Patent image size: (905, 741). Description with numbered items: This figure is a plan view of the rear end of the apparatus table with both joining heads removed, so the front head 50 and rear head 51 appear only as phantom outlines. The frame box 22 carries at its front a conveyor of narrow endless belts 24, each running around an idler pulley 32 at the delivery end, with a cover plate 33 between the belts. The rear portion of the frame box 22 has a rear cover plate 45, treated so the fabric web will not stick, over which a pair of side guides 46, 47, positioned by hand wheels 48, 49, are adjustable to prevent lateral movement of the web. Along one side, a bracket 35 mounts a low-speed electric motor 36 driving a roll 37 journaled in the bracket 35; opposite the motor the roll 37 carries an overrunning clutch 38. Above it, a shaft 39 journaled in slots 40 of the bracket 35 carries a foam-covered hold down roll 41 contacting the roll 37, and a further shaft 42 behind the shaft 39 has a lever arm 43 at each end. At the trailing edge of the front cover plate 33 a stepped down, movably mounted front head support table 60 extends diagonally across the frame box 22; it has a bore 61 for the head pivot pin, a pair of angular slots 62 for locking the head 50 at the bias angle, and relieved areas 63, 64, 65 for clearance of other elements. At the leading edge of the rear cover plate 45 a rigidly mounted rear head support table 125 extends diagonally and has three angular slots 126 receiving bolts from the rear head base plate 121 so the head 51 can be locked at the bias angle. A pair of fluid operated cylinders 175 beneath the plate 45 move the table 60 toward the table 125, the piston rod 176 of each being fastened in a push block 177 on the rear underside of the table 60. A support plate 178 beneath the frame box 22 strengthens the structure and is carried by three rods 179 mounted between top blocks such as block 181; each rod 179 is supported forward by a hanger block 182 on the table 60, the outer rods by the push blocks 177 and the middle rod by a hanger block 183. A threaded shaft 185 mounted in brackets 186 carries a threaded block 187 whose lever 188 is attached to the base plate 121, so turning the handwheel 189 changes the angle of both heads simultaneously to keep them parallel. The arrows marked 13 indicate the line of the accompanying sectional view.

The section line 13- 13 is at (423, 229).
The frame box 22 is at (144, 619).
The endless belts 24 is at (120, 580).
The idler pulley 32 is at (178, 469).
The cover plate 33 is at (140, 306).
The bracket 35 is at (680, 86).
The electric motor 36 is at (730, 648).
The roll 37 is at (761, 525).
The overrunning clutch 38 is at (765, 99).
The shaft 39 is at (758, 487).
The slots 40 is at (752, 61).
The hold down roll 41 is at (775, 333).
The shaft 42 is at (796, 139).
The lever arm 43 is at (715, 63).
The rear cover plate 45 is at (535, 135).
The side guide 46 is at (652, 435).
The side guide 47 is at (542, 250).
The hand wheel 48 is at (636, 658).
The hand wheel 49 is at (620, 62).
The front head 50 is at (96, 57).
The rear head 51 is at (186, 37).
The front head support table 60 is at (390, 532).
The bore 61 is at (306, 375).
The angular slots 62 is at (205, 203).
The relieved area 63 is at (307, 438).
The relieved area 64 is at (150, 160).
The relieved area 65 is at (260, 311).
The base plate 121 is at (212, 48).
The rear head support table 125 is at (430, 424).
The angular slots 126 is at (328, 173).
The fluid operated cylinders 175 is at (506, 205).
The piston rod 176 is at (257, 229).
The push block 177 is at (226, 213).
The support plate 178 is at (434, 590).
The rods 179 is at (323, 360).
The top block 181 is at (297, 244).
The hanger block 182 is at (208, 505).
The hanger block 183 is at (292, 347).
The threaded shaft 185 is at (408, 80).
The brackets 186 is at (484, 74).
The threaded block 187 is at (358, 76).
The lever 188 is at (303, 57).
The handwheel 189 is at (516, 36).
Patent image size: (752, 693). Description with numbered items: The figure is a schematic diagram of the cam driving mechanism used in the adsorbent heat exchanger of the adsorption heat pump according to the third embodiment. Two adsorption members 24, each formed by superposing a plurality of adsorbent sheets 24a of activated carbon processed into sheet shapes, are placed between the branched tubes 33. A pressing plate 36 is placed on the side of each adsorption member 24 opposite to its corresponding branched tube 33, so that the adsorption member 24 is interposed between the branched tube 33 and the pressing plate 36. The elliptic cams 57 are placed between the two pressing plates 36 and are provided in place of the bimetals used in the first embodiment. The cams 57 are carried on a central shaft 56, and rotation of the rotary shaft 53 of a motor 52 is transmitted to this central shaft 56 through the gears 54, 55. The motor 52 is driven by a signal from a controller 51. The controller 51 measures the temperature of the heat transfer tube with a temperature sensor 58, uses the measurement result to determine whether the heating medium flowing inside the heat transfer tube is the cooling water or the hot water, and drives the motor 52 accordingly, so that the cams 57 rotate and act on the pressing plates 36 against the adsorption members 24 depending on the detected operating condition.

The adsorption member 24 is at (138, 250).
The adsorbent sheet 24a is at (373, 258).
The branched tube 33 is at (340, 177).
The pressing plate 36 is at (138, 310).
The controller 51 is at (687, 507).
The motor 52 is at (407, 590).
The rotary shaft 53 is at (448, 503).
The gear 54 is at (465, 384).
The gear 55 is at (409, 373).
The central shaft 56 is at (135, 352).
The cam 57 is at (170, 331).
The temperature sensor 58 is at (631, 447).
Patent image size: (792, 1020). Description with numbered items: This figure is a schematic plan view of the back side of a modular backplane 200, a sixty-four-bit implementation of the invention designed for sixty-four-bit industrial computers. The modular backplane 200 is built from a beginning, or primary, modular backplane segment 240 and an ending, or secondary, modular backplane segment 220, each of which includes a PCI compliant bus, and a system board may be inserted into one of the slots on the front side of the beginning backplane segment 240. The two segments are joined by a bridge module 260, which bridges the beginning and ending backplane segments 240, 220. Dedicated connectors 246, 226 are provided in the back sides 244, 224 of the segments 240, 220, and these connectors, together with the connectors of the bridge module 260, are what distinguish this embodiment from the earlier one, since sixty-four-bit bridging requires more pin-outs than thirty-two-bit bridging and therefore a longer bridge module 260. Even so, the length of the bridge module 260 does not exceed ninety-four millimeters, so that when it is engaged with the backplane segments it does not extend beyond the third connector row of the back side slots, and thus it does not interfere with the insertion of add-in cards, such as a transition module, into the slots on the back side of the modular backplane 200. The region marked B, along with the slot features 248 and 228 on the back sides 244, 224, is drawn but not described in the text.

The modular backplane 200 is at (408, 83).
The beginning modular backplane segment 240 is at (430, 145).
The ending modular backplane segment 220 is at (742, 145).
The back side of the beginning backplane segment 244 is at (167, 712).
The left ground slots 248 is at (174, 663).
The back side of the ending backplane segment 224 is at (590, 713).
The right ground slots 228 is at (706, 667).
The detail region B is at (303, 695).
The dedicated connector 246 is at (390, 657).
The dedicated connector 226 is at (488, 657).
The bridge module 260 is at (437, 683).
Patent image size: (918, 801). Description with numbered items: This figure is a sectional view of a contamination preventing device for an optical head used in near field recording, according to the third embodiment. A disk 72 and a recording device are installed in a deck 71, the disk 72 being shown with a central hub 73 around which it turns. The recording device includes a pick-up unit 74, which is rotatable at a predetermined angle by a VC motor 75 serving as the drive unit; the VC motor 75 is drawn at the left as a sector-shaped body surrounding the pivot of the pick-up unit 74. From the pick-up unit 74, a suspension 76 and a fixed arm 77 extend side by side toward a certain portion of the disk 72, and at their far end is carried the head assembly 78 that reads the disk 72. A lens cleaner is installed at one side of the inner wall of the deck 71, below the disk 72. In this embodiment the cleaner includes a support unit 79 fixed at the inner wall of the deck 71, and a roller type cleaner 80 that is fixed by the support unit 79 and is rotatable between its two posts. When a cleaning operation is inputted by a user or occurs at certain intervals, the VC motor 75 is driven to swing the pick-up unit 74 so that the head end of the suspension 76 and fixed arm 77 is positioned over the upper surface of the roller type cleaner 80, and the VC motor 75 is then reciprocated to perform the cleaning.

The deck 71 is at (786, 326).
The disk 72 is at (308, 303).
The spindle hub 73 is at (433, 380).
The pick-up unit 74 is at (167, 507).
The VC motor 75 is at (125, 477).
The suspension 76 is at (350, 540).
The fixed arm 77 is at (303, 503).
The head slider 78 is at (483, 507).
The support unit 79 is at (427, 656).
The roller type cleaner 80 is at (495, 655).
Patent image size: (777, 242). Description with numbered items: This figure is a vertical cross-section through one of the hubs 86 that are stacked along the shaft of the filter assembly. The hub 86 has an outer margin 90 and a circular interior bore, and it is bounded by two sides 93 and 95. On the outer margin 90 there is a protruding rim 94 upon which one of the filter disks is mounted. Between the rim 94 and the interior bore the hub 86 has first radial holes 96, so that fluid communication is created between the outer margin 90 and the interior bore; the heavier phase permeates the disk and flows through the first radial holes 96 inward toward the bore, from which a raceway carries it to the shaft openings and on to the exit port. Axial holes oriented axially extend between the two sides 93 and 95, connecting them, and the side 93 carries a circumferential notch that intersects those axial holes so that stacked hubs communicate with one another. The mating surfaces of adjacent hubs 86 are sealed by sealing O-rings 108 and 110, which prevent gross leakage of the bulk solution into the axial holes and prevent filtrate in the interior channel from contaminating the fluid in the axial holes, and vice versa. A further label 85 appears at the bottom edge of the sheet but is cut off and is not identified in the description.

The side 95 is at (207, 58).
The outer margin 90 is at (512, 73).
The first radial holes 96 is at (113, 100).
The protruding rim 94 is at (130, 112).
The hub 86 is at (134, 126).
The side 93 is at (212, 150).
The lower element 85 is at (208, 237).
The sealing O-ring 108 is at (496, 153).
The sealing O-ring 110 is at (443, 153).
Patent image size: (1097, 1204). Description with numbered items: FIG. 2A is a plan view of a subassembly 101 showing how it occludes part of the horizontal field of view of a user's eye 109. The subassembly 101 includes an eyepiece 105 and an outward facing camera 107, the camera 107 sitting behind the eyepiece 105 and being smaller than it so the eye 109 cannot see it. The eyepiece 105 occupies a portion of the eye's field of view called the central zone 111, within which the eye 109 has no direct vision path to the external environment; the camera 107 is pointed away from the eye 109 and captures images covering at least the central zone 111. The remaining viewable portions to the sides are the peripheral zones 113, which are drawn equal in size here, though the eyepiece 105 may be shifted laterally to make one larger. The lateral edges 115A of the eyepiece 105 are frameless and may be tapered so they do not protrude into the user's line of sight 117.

> [Exercise description] Quote the rows from the line with "Patent image size: (777, 242)." up to and including the line with "The protruding rim 94 is at (130, 112).".

> [Complete output]
Patent image size: (777, 242). Description with numbered items: This figure is a vertical cross-section through one of the hubs 86 that are stacked along the shaft of the filter assembly. The hub 86 has an outer margin 90 and a circular interior bore, and it is bounded by two sides 93 and 95. On the outer margin 90 there is a protruding rim 94 upon which one of the filter disks is mounted. Between the rim 94 and the interior bore the hub 86 has first radial holes 96, so that fluid communication is created between the outer margin 90 and the interior bore; the heavier phase permeates the disk and flows through the first radial holes 96 inward toward the bore, from which a raceway carries it to the shaft openings and on to the exit port. Axial holes oriented axially extend between the two sides 93 and 95, connecting them, and the side 93 carries a circumferential notch that intersects those axial holes so that stacked hubs communicate with one another. The mating surfaces of adjacent hubs 86 are sealed by sealing O-rings 108 and 110, which prevent gross leakage of the bulk solution into the axial holes and prevent filtrate in the interior channel from contaminating the fluid in the axial holes, and vice versa. A further label 85 appears at the bottom edge of the sheet but is cut off and is not identified in the description.

The side 95 is at (207, 58).
The outer margin 90 is at (512, 73).
The first radial holes 96 is at (113, 100).
The protruding rim 94 is at (130, 112).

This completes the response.